START

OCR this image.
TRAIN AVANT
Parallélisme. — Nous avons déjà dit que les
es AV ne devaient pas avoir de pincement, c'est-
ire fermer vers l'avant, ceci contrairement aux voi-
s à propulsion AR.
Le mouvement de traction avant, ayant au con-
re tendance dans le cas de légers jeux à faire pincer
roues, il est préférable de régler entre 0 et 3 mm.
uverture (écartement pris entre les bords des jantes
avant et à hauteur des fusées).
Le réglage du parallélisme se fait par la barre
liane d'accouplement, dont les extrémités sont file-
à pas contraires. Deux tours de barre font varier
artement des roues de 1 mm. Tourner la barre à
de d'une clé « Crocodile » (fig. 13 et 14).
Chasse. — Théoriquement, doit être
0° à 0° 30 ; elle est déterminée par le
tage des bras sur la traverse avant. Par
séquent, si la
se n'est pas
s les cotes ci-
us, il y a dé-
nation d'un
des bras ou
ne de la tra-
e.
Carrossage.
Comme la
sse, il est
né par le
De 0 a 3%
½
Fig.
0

END

EXERCISE PROMPT - Make an exact copy of the material above.

THE ANSWER -
OCR this image.
TRAIN AVANT
Parallélisme. — Nous avons déjà dit que les
es AV ne devaient pas avoir de pincement, c'est-
ire fermer vers l'avant, ceci contrairement aux voi-
s à propulsion AR.
Le mouvement de traction avant, ayant au con-
re tendance dans le cas de légers jeux à faire pincer
roues, il est préférable de régler entre 0 et 3 mm.
uverture (écartement pris entre les bords des jantes
avant et à hauteur des fusées).
Le réglage du parallélisme se fait par la barre
liane d'accouplement, dont les extrémités sont file-
à pas contraires. Deux tours de barre font varier
artement des roues de 1 mm. Tourner la barre à
de d'une clé « Crocodile » (fig. 13 et 14).
Chasse. — Théoriquement, doit être
0° à 0° 30 ; elle est déterminée par le
tage des bras sur la traverse avant. Par
séquent, si la
se n'est pas
s les cotes ci-
us, il y a dé-
nation d'un
des bras ou
ne de la tra-
e.
Carrossage.
Comme la
sse, il est
né par le
De 0 a 3%
½
Fig.
0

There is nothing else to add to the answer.